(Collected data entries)
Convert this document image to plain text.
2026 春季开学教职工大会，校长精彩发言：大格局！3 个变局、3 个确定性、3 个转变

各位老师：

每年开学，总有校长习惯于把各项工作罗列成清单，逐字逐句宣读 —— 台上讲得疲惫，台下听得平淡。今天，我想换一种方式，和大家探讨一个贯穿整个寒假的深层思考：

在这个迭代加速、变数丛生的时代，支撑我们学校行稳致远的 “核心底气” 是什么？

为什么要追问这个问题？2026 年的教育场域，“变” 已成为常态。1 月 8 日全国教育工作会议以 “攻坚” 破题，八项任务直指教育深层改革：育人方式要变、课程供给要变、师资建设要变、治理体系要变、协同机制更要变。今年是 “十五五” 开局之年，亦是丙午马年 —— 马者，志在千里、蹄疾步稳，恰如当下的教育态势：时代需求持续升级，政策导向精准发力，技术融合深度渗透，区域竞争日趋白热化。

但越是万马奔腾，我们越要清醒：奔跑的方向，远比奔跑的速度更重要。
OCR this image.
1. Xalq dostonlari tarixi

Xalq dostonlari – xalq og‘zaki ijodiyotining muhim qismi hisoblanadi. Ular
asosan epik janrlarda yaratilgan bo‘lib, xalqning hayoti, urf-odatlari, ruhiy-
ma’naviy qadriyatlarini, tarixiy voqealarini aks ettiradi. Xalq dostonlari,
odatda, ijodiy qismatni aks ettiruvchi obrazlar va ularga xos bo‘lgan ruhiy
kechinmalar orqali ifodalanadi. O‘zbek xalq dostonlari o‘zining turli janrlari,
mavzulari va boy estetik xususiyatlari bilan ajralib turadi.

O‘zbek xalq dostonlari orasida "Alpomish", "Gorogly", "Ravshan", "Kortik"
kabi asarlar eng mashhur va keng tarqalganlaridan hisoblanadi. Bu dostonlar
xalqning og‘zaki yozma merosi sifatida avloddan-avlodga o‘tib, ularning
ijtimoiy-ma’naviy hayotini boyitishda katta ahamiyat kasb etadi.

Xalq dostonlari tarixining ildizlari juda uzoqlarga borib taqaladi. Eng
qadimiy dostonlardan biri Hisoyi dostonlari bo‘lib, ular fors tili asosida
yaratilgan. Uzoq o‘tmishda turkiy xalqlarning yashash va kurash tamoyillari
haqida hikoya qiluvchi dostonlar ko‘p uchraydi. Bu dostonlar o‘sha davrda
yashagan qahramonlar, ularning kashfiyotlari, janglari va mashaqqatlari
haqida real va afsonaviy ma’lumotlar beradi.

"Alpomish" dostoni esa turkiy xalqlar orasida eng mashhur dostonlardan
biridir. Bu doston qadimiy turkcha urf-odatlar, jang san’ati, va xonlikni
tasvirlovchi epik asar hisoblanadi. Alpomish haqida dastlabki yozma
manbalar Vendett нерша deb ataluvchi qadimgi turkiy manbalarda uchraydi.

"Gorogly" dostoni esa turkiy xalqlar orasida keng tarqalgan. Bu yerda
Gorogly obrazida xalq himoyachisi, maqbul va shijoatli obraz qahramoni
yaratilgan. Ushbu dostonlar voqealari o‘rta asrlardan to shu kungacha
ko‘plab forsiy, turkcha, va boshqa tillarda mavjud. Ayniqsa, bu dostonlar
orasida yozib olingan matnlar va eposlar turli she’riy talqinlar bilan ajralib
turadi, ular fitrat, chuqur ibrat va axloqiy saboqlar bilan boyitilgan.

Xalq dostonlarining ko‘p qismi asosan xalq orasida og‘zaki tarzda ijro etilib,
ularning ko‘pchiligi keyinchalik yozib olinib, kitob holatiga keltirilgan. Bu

- [WHAT TO DO]: Using the data above, copy each line that contains "xalqning".

- [OUTPUT OF THE EXERCISE]:
asosan epik janrlarda yaratilgan bo‘lib, xalqning hayoti, urf-odatlari, ruhiy-
xalqning og‘zaki yozma merosi sifatida avloddan-avlodga o‘tib, ularning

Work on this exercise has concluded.